• WORK INSTRUCTIONS: Transcribe the items character for character, from the first line at the top through the line that contains "794, 1293, 824]", with both of those lines included.

• DATASET CONTENT:

================================

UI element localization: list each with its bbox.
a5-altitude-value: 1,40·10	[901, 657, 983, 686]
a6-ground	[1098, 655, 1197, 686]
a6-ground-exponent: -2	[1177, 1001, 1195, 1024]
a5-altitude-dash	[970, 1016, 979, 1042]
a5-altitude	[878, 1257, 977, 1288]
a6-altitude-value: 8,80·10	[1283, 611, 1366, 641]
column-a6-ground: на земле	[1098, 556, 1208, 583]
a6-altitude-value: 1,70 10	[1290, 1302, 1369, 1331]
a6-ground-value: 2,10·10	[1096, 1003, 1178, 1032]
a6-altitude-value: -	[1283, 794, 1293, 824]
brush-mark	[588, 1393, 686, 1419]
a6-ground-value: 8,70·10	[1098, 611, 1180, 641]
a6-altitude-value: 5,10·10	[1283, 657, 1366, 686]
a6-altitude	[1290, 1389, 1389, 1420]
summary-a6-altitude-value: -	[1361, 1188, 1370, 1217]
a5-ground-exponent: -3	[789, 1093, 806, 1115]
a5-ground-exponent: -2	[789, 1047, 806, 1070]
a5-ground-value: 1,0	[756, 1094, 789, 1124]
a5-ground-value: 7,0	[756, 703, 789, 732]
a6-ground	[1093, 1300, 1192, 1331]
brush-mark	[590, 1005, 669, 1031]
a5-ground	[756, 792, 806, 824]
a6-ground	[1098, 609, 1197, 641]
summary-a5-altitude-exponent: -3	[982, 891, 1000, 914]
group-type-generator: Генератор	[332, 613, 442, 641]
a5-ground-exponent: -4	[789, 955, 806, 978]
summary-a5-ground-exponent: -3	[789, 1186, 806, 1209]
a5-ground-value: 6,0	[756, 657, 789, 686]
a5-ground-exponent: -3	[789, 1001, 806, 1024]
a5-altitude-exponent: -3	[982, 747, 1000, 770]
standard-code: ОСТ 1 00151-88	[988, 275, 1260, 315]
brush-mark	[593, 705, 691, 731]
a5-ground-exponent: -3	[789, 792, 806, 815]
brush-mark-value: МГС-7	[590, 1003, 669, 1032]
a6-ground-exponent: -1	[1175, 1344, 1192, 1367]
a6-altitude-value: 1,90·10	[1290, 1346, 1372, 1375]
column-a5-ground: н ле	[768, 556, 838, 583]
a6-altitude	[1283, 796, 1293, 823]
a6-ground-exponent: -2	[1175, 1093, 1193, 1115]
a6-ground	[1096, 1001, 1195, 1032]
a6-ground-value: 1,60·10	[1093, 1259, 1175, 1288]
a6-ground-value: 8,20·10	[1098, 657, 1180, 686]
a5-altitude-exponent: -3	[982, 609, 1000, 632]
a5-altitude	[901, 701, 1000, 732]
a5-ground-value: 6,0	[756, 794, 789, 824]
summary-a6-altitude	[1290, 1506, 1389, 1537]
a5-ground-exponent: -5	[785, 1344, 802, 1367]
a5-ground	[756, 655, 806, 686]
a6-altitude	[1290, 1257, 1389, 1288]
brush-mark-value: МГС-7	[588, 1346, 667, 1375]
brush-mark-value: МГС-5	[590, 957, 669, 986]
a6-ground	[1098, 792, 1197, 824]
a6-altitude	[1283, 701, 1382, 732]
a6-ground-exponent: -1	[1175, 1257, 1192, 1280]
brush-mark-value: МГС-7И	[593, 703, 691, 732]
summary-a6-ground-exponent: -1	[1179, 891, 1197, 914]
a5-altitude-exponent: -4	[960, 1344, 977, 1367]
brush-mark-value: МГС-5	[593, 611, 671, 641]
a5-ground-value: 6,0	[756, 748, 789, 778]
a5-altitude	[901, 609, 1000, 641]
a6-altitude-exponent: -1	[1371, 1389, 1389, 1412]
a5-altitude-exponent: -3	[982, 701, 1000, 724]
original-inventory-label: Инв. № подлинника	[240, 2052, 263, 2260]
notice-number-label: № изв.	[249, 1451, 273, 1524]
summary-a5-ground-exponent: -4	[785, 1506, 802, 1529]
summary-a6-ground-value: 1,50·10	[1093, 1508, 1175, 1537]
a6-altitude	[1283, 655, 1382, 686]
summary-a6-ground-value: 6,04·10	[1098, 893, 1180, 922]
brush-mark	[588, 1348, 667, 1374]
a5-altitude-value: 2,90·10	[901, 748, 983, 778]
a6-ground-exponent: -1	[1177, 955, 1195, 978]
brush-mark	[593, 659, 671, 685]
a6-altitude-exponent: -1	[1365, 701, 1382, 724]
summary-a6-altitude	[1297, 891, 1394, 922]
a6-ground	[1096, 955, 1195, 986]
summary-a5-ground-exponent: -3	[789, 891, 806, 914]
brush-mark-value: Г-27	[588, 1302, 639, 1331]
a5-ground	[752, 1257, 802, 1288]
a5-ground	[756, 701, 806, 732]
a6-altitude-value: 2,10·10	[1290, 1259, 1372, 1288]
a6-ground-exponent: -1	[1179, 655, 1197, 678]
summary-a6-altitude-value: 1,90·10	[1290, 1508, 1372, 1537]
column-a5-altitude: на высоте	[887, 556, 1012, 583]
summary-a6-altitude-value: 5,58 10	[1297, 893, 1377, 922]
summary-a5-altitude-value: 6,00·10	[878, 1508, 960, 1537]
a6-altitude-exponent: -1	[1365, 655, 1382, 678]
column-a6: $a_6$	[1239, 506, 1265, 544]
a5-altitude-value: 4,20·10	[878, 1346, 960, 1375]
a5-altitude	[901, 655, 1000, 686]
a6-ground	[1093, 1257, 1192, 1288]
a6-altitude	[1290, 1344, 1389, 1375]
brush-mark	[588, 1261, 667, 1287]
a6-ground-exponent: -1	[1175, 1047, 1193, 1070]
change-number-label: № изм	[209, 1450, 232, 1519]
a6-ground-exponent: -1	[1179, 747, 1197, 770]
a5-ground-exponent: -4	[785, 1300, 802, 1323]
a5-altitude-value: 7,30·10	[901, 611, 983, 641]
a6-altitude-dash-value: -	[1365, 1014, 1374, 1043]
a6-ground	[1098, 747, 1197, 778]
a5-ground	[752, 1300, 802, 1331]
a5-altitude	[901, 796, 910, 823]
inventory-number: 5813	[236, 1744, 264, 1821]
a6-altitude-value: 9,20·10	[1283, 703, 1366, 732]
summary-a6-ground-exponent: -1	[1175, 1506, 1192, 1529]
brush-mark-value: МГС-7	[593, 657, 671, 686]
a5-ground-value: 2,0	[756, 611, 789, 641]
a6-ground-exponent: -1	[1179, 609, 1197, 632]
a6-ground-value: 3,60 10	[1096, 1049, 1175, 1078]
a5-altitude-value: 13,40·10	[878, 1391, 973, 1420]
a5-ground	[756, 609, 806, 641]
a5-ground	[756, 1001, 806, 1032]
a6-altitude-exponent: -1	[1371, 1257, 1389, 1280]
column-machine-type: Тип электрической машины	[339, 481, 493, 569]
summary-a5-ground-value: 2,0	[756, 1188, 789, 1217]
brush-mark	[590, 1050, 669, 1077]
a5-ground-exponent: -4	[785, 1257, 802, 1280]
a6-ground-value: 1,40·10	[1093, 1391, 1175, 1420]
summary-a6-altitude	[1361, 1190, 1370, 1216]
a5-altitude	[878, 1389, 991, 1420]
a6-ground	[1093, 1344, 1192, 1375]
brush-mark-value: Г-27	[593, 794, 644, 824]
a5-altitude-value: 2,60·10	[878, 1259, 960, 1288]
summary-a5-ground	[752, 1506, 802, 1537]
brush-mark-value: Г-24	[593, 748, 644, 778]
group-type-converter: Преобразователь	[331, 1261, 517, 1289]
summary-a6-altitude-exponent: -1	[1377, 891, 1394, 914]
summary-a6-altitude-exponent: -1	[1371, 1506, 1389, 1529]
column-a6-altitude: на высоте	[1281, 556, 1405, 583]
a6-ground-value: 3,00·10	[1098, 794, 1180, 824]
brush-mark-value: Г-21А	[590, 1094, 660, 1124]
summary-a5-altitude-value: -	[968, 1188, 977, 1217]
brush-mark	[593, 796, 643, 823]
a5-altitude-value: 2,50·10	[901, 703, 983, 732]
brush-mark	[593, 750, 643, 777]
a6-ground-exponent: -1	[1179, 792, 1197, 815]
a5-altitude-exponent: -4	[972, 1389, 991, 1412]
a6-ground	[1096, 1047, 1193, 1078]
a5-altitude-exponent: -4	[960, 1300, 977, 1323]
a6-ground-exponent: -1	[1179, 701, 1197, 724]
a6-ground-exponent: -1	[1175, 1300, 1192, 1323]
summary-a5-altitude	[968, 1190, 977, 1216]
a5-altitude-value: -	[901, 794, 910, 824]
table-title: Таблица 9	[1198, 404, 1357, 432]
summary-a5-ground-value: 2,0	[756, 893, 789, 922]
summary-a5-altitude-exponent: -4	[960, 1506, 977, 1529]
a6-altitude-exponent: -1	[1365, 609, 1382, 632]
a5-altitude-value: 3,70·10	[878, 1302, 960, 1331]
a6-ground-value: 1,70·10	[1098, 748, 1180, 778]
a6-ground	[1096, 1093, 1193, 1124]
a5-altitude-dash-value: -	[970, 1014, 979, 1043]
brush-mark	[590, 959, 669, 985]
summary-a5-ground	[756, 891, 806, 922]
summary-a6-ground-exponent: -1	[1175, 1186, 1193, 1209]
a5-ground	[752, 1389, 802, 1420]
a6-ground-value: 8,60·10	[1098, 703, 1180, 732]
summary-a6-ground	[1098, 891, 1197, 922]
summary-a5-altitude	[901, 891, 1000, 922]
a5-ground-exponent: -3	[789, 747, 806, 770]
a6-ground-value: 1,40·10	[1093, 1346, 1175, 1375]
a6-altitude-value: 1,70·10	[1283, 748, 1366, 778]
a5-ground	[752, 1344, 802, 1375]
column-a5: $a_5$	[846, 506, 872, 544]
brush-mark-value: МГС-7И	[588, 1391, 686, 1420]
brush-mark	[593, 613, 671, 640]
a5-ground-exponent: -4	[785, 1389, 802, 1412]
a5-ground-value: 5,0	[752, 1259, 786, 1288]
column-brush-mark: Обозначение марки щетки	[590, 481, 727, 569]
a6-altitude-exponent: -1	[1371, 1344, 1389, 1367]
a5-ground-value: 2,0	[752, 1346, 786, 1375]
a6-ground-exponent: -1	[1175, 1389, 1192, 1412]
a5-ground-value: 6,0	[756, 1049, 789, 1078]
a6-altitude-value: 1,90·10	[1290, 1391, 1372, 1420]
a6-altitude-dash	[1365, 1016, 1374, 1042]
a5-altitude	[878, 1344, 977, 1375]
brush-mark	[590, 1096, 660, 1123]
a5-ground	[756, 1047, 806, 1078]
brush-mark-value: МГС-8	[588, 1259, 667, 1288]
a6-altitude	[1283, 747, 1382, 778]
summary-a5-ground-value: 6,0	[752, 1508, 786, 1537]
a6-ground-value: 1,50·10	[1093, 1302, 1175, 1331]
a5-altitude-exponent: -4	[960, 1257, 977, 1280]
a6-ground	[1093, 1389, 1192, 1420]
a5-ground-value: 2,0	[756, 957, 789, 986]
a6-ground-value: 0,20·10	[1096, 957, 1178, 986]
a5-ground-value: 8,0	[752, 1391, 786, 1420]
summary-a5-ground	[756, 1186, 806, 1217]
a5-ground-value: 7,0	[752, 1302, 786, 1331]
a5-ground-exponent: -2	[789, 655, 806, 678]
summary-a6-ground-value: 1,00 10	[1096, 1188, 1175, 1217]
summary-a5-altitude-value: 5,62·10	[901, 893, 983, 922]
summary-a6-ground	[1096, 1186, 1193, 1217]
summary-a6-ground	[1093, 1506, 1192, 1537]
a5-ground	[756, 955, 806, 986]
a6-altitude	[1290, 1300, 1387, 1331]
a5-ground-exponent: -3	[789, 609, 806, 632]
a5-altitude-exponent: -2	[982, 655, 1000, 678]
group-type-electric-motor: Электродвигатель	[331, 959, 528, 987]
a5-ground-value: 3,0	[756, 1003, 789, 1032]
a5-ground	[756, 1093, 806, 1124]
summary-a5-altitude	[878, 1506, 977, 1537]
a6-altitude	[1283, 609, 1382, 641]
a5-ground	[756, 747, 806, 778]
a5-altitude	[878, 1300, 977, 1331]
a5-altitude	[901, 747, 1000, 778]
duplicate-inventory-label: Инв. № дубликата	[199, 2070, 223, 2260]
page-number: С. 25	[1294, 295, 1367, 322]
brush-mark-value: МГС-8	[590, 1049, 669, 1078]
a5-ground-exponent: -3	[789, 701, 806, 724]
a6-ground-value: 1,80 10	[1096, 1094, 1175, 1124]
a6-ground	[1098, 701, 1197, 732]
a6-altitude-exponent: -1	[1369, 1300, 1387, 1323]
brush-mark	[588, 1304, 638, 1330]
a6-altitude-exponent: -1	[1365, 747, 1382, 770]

================================

• WORKED SOLUTION:
UI element localization: list each with its bbox.
a5-altitude-value: 1,40·10	[901, 657, 983, 686]
a6-ground	[1098, 655, 1197, 686]
a6-ground-exponent: -2	[1177, 1001, 1195, 1024]
a5-altitude-dash	[970, 1016, 979, 1042]
a5-altitude	[878, 1257, 977, 1288]
a6-altitude-value: 8,80·10	[1283, 611, 1366, 641]
column-a6-ground: на земле	[1098, 556, 1208, 583]
a6-altitude-value: 1,70 10	[1290, 1302, 1369, 1331]
a6-ground-value: 2,10·10	[1096, 1003, 1178, 1032]
a6-altitude-value: -	[1283, 794, 1293, 824]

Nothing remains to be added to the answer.